Return each line of the listing that contains the string "Domestic".

·····

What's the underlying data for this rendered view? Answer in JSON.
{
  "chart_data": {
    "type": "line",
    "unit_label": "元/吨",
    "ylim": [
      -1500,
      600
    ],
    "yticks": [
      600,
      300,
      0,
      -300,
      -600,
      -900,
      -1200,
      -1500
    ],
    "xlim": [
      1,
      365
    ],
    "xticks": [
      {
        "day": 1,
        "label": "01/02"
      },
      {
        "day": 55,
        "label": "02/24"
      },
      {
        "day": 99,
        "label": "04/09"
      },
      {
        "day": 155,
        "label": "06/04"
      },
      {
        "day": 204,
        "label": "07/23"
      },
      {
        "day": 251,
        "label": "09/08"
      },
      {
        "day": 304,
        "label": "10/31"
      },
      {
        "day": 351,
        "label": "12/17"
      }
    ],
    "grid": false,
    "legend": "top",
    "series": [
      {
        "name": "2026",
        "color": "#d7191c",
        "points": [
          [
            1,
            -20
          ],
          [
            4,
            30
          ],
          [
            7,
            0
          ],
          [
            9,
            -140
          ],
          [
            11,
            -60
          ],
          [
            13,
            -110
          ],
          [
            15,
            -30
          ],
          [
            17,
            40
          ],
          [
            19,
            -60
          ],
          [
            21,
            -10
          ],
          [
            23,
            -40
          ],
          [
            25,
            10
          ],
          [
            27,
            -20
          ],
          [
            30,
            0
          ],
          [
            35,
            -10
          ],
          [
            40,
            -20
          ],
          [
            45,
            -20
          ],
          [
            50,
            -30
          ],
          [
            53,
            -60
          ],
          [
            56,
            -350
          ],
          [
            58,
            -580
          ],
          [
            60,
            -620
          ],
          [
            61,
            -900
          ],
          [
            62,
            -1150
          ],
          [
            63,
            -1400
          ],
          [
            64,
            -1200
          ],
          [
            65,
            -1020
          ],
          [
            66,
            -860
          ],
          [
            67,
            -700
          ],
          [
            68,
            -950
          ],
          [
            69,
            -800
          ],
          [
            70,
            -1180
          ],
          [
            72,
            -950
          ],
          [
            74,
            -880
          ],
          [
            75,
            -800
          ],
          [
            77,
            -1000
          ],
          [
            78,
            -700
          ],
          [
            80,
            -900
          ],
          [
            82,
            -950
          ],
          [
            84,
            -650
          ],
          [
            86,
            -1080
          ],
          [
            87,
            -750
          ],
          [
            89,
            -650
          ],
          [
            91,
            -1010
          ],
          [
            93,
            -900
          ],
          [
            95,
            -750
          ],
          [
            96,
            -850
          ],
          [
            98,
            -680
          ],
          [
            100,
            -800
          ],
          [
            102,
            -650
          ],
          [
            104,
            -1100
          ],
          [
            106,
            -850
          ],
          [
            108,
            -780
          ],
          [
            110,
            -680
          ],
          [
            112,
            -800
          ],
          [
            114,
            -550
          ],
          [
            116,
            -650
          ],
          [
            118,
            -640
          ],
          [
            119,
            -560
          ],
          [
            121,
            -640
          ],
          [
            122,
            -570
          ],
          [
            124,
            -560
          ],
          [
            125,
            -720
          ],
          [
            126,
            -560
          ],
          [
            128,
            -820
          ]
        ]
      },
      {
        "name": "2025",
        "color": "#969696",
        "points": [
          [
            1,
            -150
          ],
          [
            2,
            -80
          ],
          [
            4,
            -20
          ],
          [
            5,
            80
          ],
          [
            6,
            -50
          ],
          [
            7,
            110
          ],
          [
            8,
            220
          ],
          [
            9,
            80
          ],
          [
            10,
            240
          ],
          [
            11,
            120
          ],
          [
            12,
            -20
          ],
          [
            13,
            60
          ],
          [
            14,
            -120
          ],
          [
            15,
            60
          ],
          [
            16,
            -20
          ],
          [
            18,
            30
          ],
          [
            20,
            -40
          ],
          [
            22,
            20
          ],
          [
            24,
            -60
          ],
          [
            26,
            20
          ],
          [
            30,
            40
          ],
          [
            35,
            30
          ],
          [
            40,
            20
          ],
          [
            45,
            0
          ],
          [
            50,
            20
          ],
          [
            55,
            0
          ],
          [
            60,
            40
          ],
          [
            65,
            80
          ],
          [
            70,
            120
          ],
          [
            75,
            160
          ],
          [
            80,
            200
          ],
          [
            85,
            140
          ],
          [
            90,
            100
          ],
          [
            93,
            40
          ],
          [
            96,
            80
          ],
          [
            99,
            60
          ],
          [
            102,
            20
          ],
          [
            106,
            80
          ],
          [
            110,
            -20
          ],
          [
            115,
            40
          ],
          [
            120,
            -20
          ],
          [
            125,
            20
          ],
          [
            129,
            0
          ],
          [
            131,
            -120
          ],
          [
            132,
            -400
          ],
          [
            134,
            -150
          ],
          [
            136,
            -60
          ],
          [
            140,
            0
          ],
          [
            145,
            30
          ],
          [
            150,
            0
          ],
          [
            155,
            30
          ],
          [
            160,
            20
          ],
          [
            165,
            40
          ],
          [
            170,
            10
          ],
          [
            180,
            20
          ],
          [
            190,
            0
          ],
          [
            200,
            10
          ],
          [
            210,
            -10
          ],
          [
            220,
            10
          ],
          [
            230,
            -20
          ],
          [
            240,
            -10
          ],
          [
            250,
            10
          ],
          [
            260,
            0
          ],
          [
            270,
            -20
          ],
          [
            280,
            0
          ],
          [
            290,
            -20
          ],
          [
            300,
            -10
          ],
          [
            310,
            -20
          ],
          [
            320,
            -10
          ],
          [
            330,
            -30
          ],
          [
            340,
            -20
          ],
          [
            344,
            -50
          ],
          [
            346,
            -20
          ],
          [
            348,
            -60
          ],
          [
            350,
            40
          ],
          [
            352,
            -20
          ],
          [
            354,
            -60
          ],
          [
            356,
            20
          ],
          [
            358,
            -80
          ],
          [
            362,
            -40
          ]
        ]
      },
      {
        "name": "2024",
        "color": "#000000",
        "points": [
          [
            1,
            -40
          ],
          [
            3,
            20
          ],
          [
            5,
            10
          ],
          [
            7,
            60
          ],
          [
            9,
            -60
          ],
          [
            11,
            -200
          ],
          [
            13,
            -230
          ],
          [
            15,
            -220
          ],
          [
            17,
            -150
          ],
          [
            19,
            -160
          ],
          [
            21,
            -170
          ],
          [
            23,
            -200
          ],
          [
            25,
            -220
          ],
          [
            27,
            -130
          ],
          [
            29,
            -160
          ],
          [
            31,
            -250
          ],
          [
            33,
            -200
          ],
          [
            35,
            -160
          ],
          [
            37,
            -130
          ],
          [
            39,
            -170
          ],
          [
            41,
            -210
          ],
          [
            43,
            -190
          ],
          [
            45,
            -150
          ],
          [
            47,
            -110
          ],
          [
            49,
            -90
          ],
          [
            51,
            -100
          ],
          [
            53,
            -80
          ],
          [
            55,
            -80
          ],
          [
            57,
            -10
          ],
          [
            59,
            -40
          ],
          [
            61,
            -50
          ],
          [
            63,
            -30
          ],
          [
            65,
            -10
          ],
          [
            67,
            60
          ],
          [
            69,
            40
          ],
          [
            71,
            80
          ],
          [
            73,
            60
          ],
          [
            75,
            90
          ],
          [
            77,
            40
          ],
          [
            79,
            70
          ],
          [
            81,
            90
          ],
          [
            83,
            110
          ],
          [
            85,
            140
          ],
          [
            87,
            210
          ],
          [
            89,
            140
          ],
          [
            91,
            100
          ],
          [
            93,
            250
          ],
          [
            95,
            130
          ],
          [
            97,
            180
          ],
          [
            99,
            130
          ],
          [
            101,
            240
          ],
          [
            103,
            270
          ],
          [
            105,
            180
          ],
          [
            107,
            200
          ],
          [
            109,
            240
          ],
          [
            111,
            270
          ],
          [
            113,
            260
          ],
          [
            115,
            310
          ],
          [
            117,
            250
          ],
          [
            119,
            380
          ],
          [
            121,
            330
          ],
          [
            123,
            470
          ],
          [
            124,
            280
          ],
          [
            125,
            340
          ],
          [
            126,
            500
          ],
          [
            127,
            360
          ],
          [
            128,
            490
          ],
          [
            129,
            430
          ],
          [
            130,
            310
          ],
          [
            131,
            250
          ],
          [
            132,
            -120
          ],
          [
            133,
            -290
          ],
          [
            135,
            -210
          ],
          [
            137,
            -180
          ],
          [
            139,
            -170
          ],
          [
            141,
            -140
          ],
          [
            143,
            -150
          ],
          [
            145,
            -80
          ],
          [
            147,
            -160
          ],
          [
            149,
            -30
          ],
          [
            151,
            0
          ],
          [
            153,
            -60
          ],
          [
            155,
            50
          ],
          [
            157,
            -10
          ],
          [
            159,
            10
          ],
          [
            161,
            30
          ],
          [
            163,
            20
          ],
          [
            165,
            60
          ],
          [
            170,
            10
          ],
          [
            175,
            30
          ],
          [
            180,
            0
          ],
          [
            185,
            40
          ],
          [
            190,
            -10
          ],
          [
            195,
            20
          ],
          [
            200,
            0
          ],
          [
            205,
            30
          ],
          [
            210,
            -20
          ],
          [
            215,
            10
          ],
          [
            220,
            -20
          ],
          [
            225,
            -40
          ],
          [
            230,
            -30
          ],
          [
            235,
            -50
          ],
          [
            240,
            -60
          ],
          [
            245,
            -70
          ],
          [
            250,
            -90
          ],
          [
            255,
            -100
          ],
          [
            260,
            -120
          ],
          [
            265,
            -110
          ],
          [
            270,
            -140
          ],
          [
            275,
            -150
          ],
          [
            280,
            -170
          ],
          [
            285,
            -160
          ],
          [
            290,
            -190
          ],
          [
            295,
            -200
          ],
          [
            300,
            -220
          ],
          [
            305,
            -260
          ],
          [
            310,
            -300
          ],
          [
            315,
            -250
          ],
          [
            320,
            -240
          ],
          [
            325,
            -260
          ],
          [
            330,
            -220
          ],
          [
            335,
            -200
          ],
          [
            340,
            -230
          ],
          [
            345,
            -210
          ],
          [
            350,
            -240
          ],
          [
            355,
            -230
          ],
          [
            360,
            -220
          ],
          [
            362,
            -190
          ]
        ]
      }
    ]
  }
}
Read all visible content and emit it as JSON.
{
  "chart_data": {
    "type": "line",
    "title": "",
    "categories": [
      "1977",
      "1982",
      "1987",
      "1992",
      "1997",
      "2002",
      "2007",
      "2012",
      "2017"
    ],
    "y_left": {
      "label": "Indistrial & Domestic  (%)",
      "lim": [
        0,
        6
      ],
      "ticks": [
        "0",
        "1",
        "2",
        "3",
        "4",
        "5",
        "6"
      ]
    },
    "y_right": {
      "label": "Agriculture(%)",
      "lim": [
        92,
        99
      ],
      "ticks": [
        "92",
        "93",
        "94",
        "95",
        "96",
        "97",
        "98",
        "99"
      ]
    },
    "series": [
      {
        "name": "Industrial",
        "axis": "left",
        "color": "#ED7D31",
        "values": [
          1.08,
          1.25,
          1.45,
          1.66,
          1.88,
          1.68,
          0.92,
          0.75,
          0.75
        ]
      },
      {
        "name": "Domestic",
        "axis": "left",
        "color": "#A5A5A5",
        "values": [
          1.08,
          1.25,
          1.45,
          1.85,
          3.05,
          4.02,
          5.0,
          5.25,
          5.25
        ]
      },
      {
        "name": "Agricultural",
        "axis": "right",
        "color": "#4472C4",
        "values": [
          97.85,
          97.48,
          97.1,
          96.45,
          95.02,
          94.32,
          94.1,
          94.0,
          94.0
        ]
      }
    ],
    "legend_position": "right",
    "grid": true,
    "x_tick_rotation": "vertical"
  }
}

·····

■ **Output of the exercise**
      "label": "Indistrial & Domestic  (%)",
        "name": "Domestic",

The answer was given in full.